▶ **GIVEN TASK**
Repeat the whole listing exactly.

(Dataset items)
■ ■ ■
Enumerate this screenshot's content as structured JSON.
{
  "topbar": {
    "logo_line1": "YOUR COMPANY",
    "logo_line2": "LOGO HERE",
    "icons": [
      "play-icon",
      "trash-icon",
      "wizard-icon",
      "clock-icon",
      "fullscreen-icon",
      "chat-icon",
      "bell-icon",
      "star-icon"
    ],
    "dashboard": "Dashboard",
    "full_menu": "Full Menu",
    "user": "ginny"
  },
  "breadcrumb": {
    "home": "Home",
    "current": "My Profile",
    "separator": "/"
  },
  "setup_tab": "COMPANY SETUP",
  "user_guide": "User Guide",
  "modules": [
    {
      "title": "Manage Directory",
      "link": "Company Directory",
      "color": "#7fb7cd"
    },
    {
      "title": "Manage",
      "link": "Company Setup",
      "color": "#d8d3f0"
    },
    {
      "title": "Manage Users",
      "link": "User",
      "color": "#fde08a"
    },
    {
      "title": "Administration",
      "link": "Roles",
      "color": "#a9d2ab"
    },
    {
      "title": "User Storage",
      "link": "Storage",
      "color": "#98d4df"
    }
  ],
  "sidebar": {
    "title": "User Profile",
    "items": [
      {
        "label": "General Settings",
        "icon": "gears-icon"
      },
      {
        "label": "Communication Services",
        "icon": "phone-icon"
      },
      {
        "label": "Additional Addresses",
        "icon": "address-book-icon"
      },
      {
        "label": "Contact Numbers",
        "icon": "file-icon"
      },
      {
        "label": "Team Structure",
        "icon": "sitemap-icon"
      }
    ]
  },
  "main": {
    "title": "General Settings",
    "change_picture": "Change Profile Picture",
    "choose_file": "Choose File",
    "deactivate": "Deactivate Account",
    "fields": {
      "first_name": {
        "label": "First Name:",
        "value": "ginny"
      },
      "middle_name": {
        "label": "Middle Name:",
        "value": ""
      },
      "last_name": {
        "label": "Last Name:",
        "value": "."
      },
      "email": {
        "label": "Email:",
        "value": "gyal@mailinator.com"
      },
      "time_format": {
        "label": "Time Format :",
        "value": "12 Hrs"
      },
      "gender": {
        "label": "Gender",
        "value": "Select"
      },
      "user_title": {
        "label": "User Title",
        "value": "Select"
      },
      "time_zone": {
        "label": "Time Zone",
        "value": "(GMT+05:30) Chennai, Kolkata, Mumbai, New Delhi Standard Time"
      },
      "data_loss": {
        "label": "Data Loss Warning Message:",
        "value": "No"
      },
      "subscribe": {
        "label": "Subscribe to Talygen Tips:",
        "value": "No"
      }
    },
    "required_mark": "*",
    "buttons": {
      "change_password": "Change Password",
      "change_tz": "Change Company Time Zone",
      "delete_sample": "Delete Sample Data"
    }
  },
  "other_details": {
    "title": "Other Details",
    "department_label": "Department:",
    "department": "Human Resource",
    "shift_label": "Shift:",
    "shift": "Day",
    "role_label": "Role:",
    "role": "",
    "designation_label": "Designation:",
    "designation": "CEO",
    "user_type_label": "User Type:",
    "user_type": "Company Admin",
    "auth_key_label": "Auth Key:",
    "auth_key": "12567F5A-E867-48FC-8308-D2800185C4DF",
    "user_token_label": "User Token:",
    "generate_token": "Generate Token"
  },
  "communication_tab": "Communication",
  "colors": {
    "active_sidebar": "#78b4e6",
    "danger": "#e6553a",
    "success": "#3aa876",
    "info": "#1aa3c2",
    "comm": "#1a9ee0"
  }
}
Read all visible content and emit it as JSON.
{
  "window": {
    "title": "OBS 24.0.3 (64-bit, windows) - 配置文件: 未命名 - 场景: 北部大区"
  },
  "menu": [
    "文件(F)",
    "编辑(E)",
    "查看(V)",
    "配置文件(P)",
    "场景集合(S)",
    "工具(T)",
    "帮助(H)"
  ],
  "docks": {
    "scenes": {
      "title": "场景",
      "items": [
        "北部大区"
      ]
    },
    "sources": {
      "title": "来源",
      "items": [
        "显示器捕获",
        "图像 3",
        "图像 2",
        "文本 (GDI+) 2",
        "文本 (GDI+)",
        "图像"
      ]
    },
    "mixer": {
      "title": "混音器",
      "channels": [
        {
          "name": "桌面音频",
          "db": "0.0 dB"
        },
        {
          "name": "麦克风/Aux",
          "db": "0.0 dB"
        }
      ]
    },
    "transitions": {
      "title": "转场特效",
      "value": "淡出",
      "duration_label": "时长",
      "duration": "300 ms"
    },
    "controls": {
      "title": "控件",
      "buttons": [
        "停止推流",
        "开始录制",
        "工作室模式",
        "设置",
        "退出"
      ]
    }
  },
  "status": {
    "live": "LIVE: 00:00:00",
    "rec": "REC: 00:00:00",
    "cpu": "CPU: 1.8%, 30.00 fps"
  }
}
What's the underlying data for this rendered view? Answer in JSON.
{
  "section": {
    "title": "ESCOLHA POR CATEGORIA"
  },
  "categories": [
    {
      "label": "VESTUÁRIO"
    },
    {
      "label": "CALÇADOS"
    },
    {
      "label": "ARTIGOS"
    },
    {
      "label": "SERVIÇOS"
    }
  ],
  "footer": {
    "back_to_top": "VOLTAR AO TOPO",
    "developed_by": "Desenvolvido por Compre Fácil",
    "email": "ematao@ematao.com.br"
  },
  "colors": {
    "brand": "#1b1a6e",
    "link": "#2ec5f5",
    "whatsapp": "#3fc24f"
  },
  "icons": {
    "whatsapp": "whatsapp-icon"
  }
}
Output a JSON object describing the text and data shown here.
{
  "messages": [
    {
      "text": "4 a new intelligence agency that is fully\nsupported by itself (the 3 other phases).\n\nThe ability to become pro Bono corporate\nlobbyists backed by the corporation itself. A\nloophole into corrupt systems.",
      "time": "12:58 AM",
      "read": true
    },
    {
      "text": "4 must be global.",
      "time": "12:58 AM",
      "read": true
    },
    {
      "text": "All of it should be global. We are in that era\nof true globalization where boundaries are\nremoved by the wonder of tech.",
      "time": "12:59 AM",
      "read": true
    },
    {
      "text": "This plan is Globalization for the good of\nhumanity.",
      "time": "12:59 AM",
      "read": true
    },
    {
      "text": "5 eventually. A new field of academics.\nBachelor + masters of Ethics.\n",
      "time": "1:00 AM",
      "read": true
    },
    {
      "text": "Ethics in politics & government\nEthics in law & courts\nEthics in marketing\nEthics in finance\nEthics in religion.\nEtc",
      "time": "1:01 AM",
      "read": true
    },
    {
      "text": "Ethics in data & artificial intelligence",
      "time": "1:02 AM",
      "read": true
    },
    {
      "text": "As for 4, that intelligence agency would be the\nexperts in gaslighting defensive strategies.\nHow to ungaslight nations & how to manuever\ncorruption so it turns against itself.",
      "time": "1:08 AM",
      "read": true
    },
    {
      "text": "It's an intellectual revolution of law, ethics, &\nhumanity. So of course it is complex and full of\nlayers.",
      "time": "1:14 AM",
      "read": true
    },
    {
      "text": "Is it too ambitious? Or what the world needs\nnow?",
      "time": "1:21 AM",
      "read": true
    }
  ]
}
■ ■ ■
▶ **RESULT OF THE TASK**
Enumerate this screenshot's content as structured JSON.
{
  "topbar": {
    "logo_line1": "YOUR COMPANY",
    "logo_line2": "LOGO HERE",
    "icons": [
      "play-icon",
      "trash-icon",
      "wizard-icon",
      "clock-icon",
      "fullscreen-icon",
      "chat-icon",
      "bell-icon",
      "star-icon"
    ],
    "dashboard": "Dashboard",
    "full_menu": "Full Menu",
    "user": "ginny"
  },
  "breadcrumb": {
    "home": "Home",
    "current": "My Profile",
    "separator": "/"
  },
  "setup_tab": "COMPANY SETUP",
  "user_guide": "User Guide",
  "modules": [
    {
      "title": "Manage Directory",
      "link": "Company Directory",
      "color": "#7fb7cd"
    },
    {
      "title": "Manage",
      "link": "Company Setup",
      "color": "#d8d3f0"
    },
    {
      "title": "Manage Users",
      "link": "User",
      "color": "#fde08a"
    },
    {
      "title": "Administration",
      "link": "Roles",
      "color": "#a9d2ab"
    },
    {
      "title": "User Storage",
      "link": "Storage",
      "color": "#98d4df"
    }
  ],
  "sidebar": {
    "title": "User Profile",
    "items": [
      {
        "label": "General Settings",
        "icon": "gears-icon"
      },
      {
        "label": "Communication Services",
        "icon": "phone-icon"
      },
      {
        "label": "Additional Addresses",
        "icon": "address-book-icon"
      },
      {
        "label": "Contact Numbers",
        "icon": "file-icon"
      },
      {
        "label": "Team Structure",
        "icon": "sitemap-icon"
      }
    ]
  },
  "main": {
    "title": "General Settings",
    "change_picture": "Change Profile Picture",
    "choose_file": "Choose File",
    "deactivate": "Deactivate Account",
    "fields": {
      "first_name": {
        "label": "First Name:",
        "value": "ginny"
      },
      "middle_name": {
        "label": "Middle Name:",
        "value": ""
      },
      "last_name": {
        "label": "Last Name:",
        "value": "."
      },
      "email": {
        "label": "Email:",
        "value": "gyal@mailinator.com"
      },
      "time_format": {
        "label": "Time Format :",
        "value": "12 Hrs"
      },
      "gender": {
        "label": "Gender",
        "value": "Select"
      },
      "user_title": {
        "label": "User Title",
        "value": "Select"
      },
      "time_zone": {
        "label": "Time Zone",
        "value": "(GMT+05:30) Chennai, Kolkata, Mumbai, New Delhi Standard Time"
      },
      "data_loss": {
        "label": "Data Loss Warning Message:",
        "value": "No"
      },
      "subscribe": {
        "label": "Subscribe to Talygen Tips:",
        "value": "No"
      }
    },
    "required_mark": "*",
    "buttons": {
      "change_password": "Change Password",
      "change_tz": "Change Company Time Zone",
      "delete_sample": "Delete Sample Data"
    }
  },
  "other_details": {
    "title": "Other Details",
    "department_label": "Department:",
    "department": "Human Resource",
    "shift_label": "Shift:",
    "shift": "Day",
    "role_label": "Role:",
    "role": "",
    "designation_label": "Designation:",
    "designation": "CEO",
    "user_type_label": "User Type:",
    "user_type": "Company Admin",
    "auth_key_label": "Auth Key:",
    "auth_key": "12567F5A-E867-48FC-8308-D2800185C4DF",
    "user_token_label": "User Token:",
    "generate_token": "Generate Token"
  },
  "communication_tab": "Communication",
  "colors": {
    "active_sidebar": "#78b4e6",
    "danger": "#e6553a",
    "success": "#3aa876",
    "info": "#1aa3c2",
    "comm": "#1a9ee0"
  }
}
Read all visible content and emit it as JSON.
{
  "window": {
    "title": "OBS 24.0.3 (64-bit, windows) - 配置文件: 未命名 - 场景: 北部大区"
  },
  "menu": [
    "文件(F)",
    "编辑(E)",
    "查看(V)",
    "配置文件(P)",
    "场景集合(S)",
    "工具(T)",
    "帮助(H)"
  ],
  "docks": {
    "scenes": {
      "title": "场景",
      "items": [
        "北部大区"
      ]
    },
    "sources": {
      "title": "来源",
      "items": [
        "显示器捕获",
        "图像 3",
        "图像 2",
        "文本 (GDI+) 2",
        "文本 (GDI+)",
        "图像"
      ]
    },
    "mixer": {
      "title": "混音器",
      "channels": [
        {
          "name": "桌面音频",
          "db": "0.0 dB"
        },
        {
          "name": "麦克风/Aux",
          "db": "0.0 dB"
        }
      ]
    },
    "transitions": {
      "title": "转场特效",
      "value": "淡出",
      "duration_label": "时长",
      "duration": "300 ms"
    },
    "controls": {
      "title": "控件",
      "buttons": [
        "停止推流",
        "开始录制",
        "工作室模式",
        "设置",
        "退出"
      ]
    }
  },
  "status": {
    "live": "LIVE: 00:00:00",
    "rec": "REC: 00:00:00",
    "cpu": "CPU: 1.8%, 30.00 fps"
  }
}
What's the underlying data for this rendered view? Answer in JSON.
{
  "section": {
    "title": "ESCOLHA POR CATEGORIA"
  },
  "categories": [
    {
      "label": "VESTUÁRIO"
    },
    {
      "label": "CALÇADOS"
    },
    {
      "label": "ARTIGOS"
    },
    {
      "label": "SERVIÇOS"
    }
  ],
  "footer": {
    "back_to_top": "VOLTAR AO TOPO",
    "developed_by": "Desenvolvido por Compre Fácil",
    "email": "ematao@ematao.com.br"
  },
  "colors": {
    "brand": "#1b1a6e",
    "link": "#2ec5f5",
    "whatsapp": "#3fc24f"
  },
  "icons": {
    "whatsapp": "whatsapp-icon"
  }
}
Output a JSON object describing the text and data shown here.
{
  "messages": [
    {
      "text": "4 a new intelligence agency that is fully\nsupported by itself (the 3 other phases).\n\nThe ability to become pro Bono corporate\nlobbyists backed by the corporation itself. A\nloophole into corrupt systems.",
      "time": "12:58 AM",
      "read": true
    },
    {
      "text": "4 must be global.",
      "time": "12:58 AM",
      "read": true
    },
    {
      "text": "All of it should be global. We are in that era\nof true globalization where boundaries are\nremoved by the wonder of tech.",
      "time": "12:59 AM",
      "read": true
    },
    {
      "text": "This plan is Globalization for the good of\nhumanity.",
      "time": "12:59 AM",
      "read": true
    },
    {
      "text": "5 eventually. A new field of academics.\nBachelor + masters of Ethics.\n",
      "time": "1:00 AM",
      "read": true
    },
    {
      "text": "Ethics in politics & government\nEthics in law & courts\nEthics in marketing\nEthics in finance\nEthics in religion.\nEtc",
      "time": "1:01 AM",
      "read": true
    },
    {
      "text": "Ethics in data & artificial intelligence",
      "time": "1:02 AM",
      "read": true
    },
    {
      "text": "As for 4, that intelligence agency would be the\nexperts in gaslighting defensive strategies.\nHow to ungaslight nations & how to manuever\ncorruption so it turns against itself.",
      "time": "1:08 AM",
      "read": true
    },
    {
      "text": "It's an intellectual revolution of law, ethics, &\nhumanity. So of course it is complex and full of\nlayers.",
      "time": "1:14 AM",
      "read": true
    },
    {
      "text": "Is it too ambitious? Or what the world needs\nnow?",
      "time": "1:21 AM",
      "read": true
    }
  ]
}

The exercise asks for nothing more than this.